Repeat the entire listing exactly as written.

____________________

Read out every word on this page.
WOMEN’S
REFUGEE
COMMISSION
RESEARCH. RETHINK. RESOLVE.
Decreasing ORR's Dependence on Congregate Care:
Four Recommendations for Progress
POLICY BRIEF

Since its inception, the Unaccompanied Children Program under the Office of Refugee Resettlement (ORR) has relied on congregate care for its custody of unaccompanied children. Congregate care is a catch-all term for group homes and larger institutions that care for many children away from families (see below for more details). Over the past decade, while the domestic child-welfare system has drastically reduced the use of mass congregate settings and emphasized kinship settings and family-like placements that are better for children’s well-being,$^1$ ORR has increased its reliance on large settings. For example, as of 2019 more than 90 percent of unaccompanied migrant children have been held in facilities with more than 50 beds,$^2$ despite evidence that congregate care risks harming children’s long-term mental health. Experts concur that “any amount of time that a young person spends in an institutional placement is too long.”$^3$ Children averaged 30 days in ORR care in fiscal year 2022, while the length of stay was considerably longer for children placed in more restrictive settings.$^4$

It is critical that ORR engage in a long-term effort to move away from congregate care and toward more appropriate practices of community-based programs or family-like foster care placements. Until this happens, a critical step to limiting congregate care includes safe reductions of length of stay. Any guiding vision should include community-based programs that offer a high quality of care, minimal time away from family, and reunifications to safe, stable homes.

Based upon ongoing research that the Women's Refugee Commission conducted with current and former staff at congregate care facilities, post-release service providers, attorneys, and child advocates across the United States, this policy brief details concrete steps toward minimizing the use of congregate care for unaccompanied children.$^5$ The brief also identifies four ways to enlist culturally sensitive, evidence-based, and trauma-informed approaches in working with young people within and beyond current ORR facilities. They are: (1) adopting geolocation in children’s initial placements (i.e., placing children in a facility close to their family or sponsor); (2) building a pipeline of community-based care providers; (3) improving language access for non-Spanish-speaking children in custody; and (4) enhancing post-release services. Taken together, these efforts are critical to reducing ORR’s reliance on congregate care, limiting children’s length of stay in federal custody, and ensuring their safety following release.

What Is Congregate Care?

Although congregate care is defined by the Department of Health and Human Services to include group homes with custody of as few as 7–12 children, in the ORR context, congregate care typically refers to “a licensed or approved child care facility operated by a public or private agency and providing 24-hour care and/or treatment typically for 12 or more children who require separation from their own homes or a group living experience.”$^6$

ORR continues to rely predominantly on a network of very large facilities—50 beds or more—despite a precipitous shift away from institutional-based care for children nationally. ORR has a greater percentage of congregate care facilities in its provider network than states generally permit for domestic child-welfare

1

____________________

- _Solution for this task_:
Read out every word on this page.
WOMEN’S
REFUGEE
COMMISSION
RESEARCH. RETHINK. RESOLVE.
Decreasing ORR's Dependence on Congregate Care:
Four Recommendations for Progress
POLICY BRIEF

Since its inception, the Unaccompanied Children Program under the Office of Refugee Resettlement (ORR) has relied on congregate care for its custody of unaccompanied children. Congregate care is a catch-all term for group homes and larger institutions that care for many children away from families (see below for more details). Over the past decade, while the domestic child-welfare system has drastically reduced the use of mass congregate settings and emphasized kinship settings and family-like placements that are better for children’s well-being,$^1$ ORR has increased its reliance on large settings. For example, as of 2019 more than 90 percent of unaccompanied migrant children have been held in facilities with more than 50 beds,$^2$ despite evidence that congregate care risks harming children’s long-term mental health. Experts concur that “any amount of time that a young person spends in an institutional placement is too long.”$^3$ Children averaged 30 days in ORR care in fiscal year 2022, while the length of stay was considerably longer for children placed in more restrictive settings.$^4$

It is critical that ORR engage in a long-term effort to move away from congregate care and toward more appropriate practices of community-based programs or family-like foster care placements. Until this happens, a critical step to limiting congregate care includes safe reductions of length of stay. Any guiding vision should include community-based programs that offer a high quality of care, minimal time away from family, and reunifications to safe, stable homes.

Based upon ongoing research that the Women's Refugee Commission conducted with current and former staff at congregate care facilities, post-release service providers, attorneys, and child advocates across the United States, this policy brief details concrete steps toward minimizing the use of congregate care for unaccompanied children.$^5$ The brief also identifies four ways to enlist culturally sensitive, evidence-based, and trauma-informed approaches in working with young people within and beyond current ORR facilities. They are: (1) adopting geolocation in children’s initial placements (i.e., placing children in a facility close to their family or sponsor); (2) building a pipeline of community-based care providers; (3) improving language access for non-Spanish-speaking children in custody; and (4) enhancing post-release services. Taken together, these efforts are critical to reducing ORR’s reliance on congregate care, limiting children’s length of stay in federal custody, and ensuring their safety following release.

What Is Congregate Care?

Although congregate care is defined by the Department of Health and Human Services to include group homes with custody of as few as 7–12 children, in the ORR context, congregate care typically refers to “a licensed or approved child care facility operated by a public or private agency and providing 24-hour care and/or treatment typically for 12 or more children who require separation from their own homes or a group living experience.”$^6$

ORR continues to rely predominantly on a network of very large facilities—50 beds or more—despite a precipitous shift away from institutional-based care for children nationally. ORR has a greater percentage of congregate care facilities in its provider network than states generally permit for domestic child-welfare

1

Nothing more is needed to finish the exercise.